[Data records]
= = = = =

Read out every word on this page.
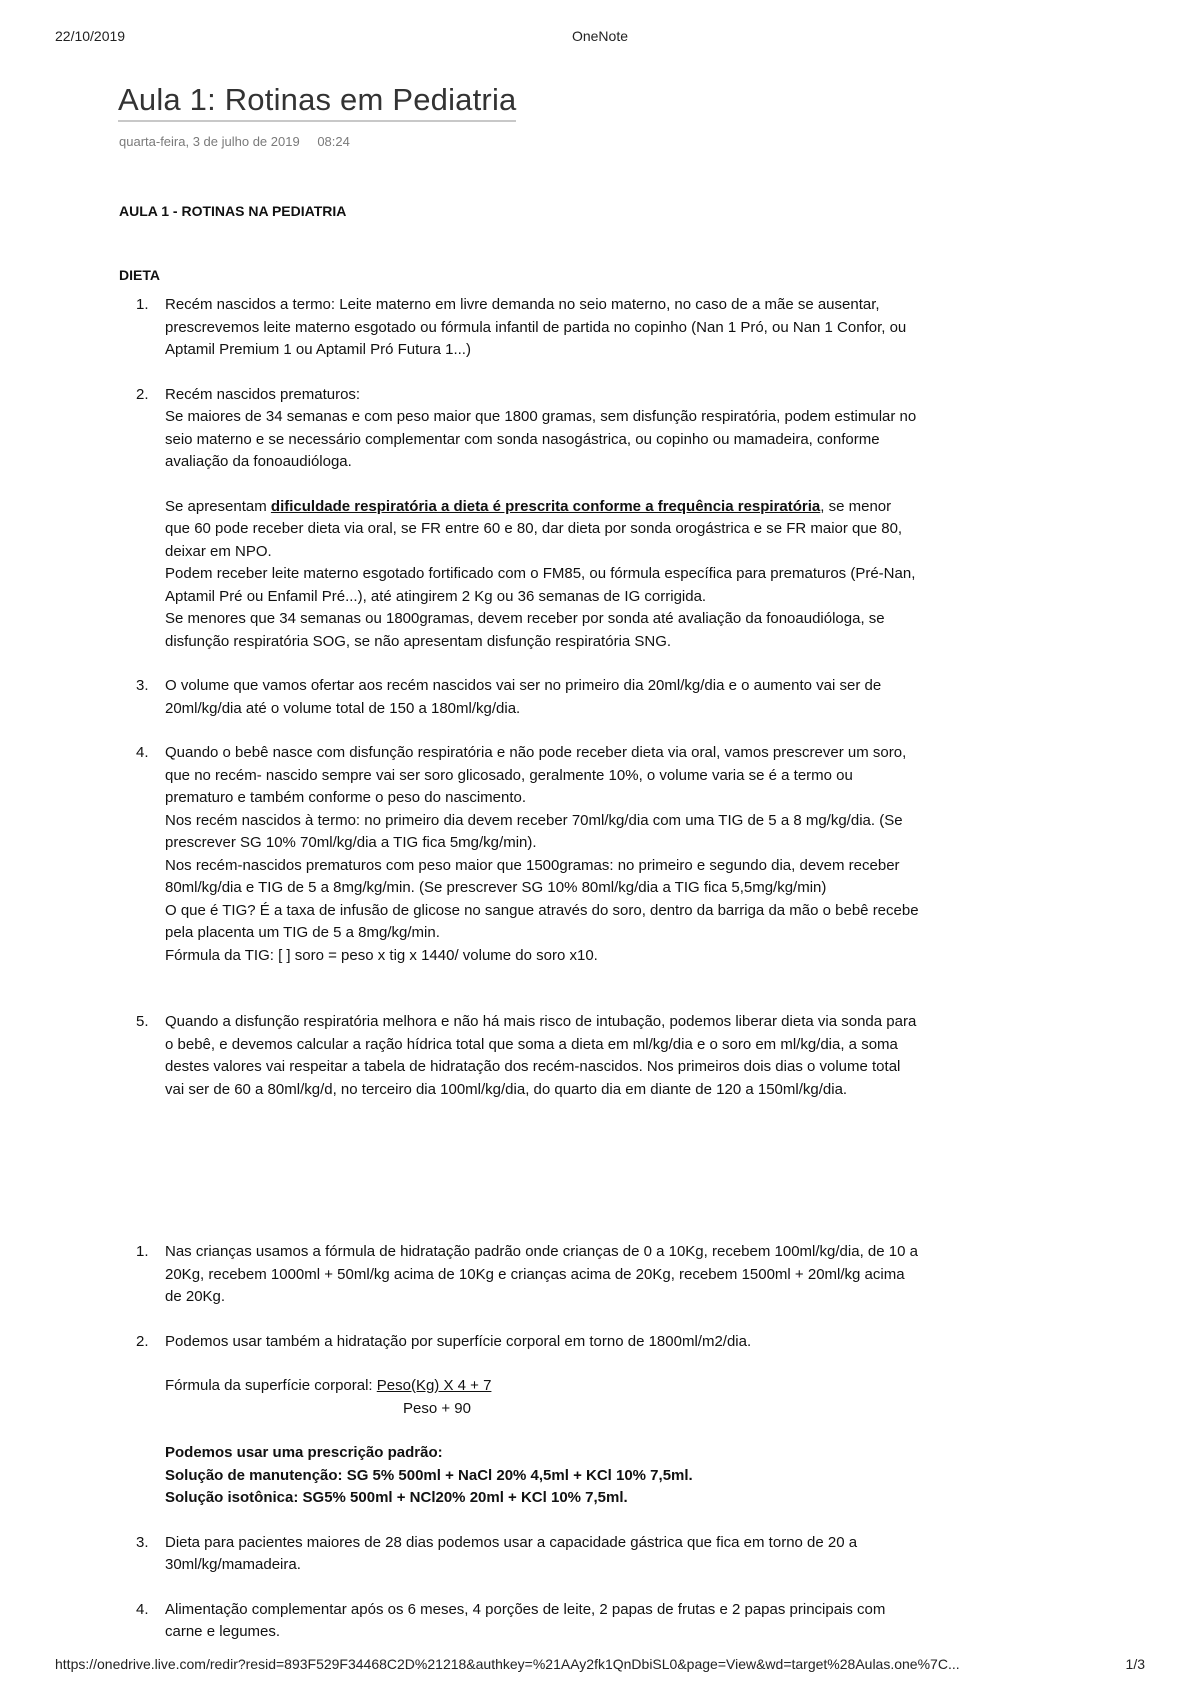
22/10/2019	OneNote
Aula 1: Rotinas em Pediatria
quarta-feira, 3 de julho de 2019 08:24

AULA 1 - ROTINAS NA PEDIATRIA

DIETA

1. Recém nascidos a termo: Leite materno em livre demanda no seio materno, no caso de a mãe se ausentar, prescrevemos leite materno esgotado ou fórmula infantil de partida no copinho (Nan 1 Pró, ou Nan 1 Confor, ou Aptamil Premium 1 ou Aptamil Pró Futura 1...)

2. Recém nascidos prematuros:

Se maiores de 34 semanas e com peso maior que 1800 gramas, sem disfunção respiratória, podem estimular no seio materno e se necessário complementar com sonda nasogástrica, ou copinho ou mamadeira, conforme avaliação da fonoaudióloga.

Se apresentam dificuldade respiratória a dieta é prescrita conforme a frequência respiratória, se menor que 60 pode receber dieta via oral, se FR entre 60 e 80, dar dieta por sonda orogástrica e se FR maior que 80, deixar em NPO.

Podem receber leite materno esgotado fortificado com o FM85, ou fórmula específica para prematuros (Pré-Nan, Aptamil Pré ou Enfamil Pré...), até atingirem 2 Kg ou 36 semanas de IG corrigida.

Se menores que 34 semanas ou 1800gramas, devem receber por sonda até avaliação da fonoaudióloga, se disfunção respiratória SOG, se não apresentam disfunção respiratória SNG.

3. O volume que vamos ofertar aos recém nascidos vai ser no primeiro dia 20ml/kg/dia e o aumento vai ser de 20ml/kg/dia até o volume total de 150 a 180ml/kg/dia.

4. Quando o bebê nasce com disfunção respiratória e não pode receber dieta via oral, vamos prescrever um soro, que no recém- nascido sempre vai ser soro glicosado, geralmente 10%, o volume varia se é a termo ou prematuro e também conforme o peso do nascimento.

Nos recém nascidos à termo: no primeiro dia devem receber 70ml/kg/dia com uma TIG de 5 a 8 mg/kg/dia. (Se prescrever SG 10% 70ml/kg/dia a TIG fica 5mg/kg/min).

Nos recém-nascidos prematuros com peso maior que 1500gramas: no primeiro e segundo dia, devem receber 80ml/kg/dia e TIG de 5 a 8mg/kg/min. (Se prescrever SG 10% 80ml/kg/dia a TIG fica 5,5mg/kg/min)

O que é TIG? É a taxa de infusão de glicose no sangue através do soro, dentro da barriga da mão o bebê recebe pela placenta um TIG de 5 a 8mg/kg/min.

Fórmula da TIG: [ ] soro = peso x tig x 1440/ volume do soro x10.

5. Quando a disfunção respiratória melhora e não há mais risco de intubação, podemos liberar dieta via sonda para o bebê, e devemos calcular a ração hídrica total que soma a dieta em ml/kg/dia e o soro em ml/kg/dia, a soma destes valores vai respeitar a tabela de hidratação dos recém-nascidos. Nos primeiros dois dias o volume total vai ser de 60 a 80ml/kg/d, no terceiro dia 100ml/kg/dia, do quarto dia em diante de 120 a 150ml/kg/dia.

1. Nas crianças usamos a fórmula de hidratação padrão onde crianças de 0 a 10Kg, recebem 100ml/kg/dia, de 10 a 20Kg, recebem 1000ml + 50ml/kg acima de 10Kg e crianças acima de 20Kg, recebem 1500ml + 20ml/kg acima de 20Kg.

2. Podemos usar também a hidratação por superfície corporal em torno de 1800ml/m2/dia.

Fórmula da superfície corporal: Peso(Kg) X 4 + 7

Peso + 90

Podemos usar uma prescrição padrão:

Solução de manutenção: SG 5% 500ml + NaCl 20% 4,5ml + KCl 10% 7,5ml.

Solução isotônica: SG5% 500ml + NCl20% 20ml + KCl 10% 7,5ml.

3. Dieta para pacientes maiores de 28 dias podemos usar a capacidade gástrica que fica em torno de 20 a 30ml/kg/mamadeira.

4. Alimentação complementar após os 6 meses, 4 porções de leite, 2 papas de frutas e 2 papas principais com carne e legumes.

https://onedrive.live.com/redir?resid=893F529F34468C2D%21218&authkey=%21AAy2fk1QnDbiSL0&page=View&wd=target%28Aulas.one%7C...	1/3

= = = = =

Problem:
Retype all of the entries exactly as written, leaving out any images.

Reply to the exercise:
Read out every word on this page.
22/10/2019	OneNote
Aula 1: Rotinas em Pediatria
quarta-feira, 3 de julho de 2019 08:24

AULA 1 - ROTINAS NA PEDIATRIA

DIETA

1. Recém nascidos a termo: Leite materno em livre demanda no seio materno, no caso de a mãe se ausentar, prescrevemos leite materno esgotado ou fórmula infantil de partida no copinho (Nan 1 Pró, ou Nan 1 Confor, ou Aptamil Premium 1 ou Aptamil Pró Futura 1...)

2. Recém nascidos prematuros:

Se maiores de 34 semanas e com peso maior que 1800 gramas, sem disfunção respiratória, podem estimular no seio materno e se necessário complementar com sonda nasogástrica, ou copinho ou mamadeira, conforme avaliação da fonoaudióloga.

Se apresentam dificuldade respiratória a dieta é prescrita conforme a frequência respiratória, se menor que 60 pode receber dieta via oral, se FR entre 60 e 80, dar dieta por sonda orogástrica e se FR maior que 80, deixar em NPO.

Podem receber leite materno esgotado fortificado com o FM85, ou fórmula específica para prematuros (Pré-Nan, Aptamil Pré ou Enfamil Pré...), até atingirem 2 Kg ou 36 semanas de IG corrigida.

Se menores que 34 semanas ou 1800gramas, devem receber por sonda até avaliação da fonoaudióloga, se disfunção respiratória SOG, se não apresentam disfunção respiratória SNG.

3. O volume que vamos ofertar aos recém nascidos vai ser no primeiro dia 20ml/kg/dia e o aumento vai ser de 20ml/kg/dia até o volume total de 150 a 180ml/kg/dia.

4. Quando o bebê nasce com disfunção respiratória e não pode receber dieta via oral, vamos prescrever um soro, que no recém- nascido sempre vai ser soro glicosado, geralmente 10%, o volume varia se é a termo ou prematuro e também conforme o peso do nascimento.

Nos recém nascidos à termo: no primeiro dia devem receber 70ml/kg/dia com uma TIG de 5 a 8 mg/kg/dia. (Se prescrever SG 10% 70ml/kg/dia a TIG fica 5mg/kg/min).

Nos recém-nascidos prematuros com peso maior que 1500gramas: no primeiro e segundo dia, devem receber 80ml/kg/dia e TIG de 5 a 8mg/kg/min. (Se prescrever SG 10% 80ml/kg/dia a TIG fica 5,5mg/kg/min)

O que é TIG? É a taxa de infusão de glicose no sangue através do soro, dentro da barriga da mão o bebê recebe pela placenta um TIG de 5 a 8mg/kg/min.

Fórmula da TIG: [ ] soro = peso x tig x 1440/ volume do soro x10.

5. Quando a disfunção respiratória melhora e não há mais risco de intubação, podemos liberar dieta via sonda para o bebê, e devemos calcular a ração hídrica total que soma a dieta em ml/kg/dia e o soro em ml/kg/dia, a soma destes valores vai respeitar a tabela de hidratação dos recém-nascidos. Nos primeiros dois dias o volume total vai ser de 60 a 80ml/kg/d, no terceiro dia 100ml/kg/dia, do quarto dia em diante de 120 a 150ml/kg/dia.

1. Nas crianças usamos a fórmula de hidratação padrão onde crianças de 0 a 10Kg, recebem 100ml/kg/dia, de 10 a 20Kg, recebem 1000ml + 50ml/kg acima de 10Kg e crianças acima de 20Kg, recebem 1500ml + 20ml/kg acima de 20Kg.

2. Podemos usar também a hidratação por superfície corporal em torno de 1800ml/m2/dia.

Fórmula da superfície corporal: Peso(Kg) X 4 + 7

Peso + 90

Podemos usar uma prescrição padrão:

Solução de manutenção: SG 5% 500ml + NaCl 20% 4,5ml + KCl 10% 7,5ml.

Solução isotônica: SG5% 500ml + NCl20% 20ml + KCl 10% 7,5ml.

3. Dieta para pacientes maiores de 28 dias podemos usar a capacidade gástrica que fica em torno de 20 a 30ml/kg/mamadeira.

4. Alimentação complementar após os 6 meses, 4 porções de leite, 2 papas de frutas e 2 papas principais com carne e legumes.

https://onedrive.live.com/redir?resid=893F529F34468C2D%21218&authkey=%21AAy2fk1QnDbiSL0&page=View&wd=target%28Aulas.one%7C...	1/3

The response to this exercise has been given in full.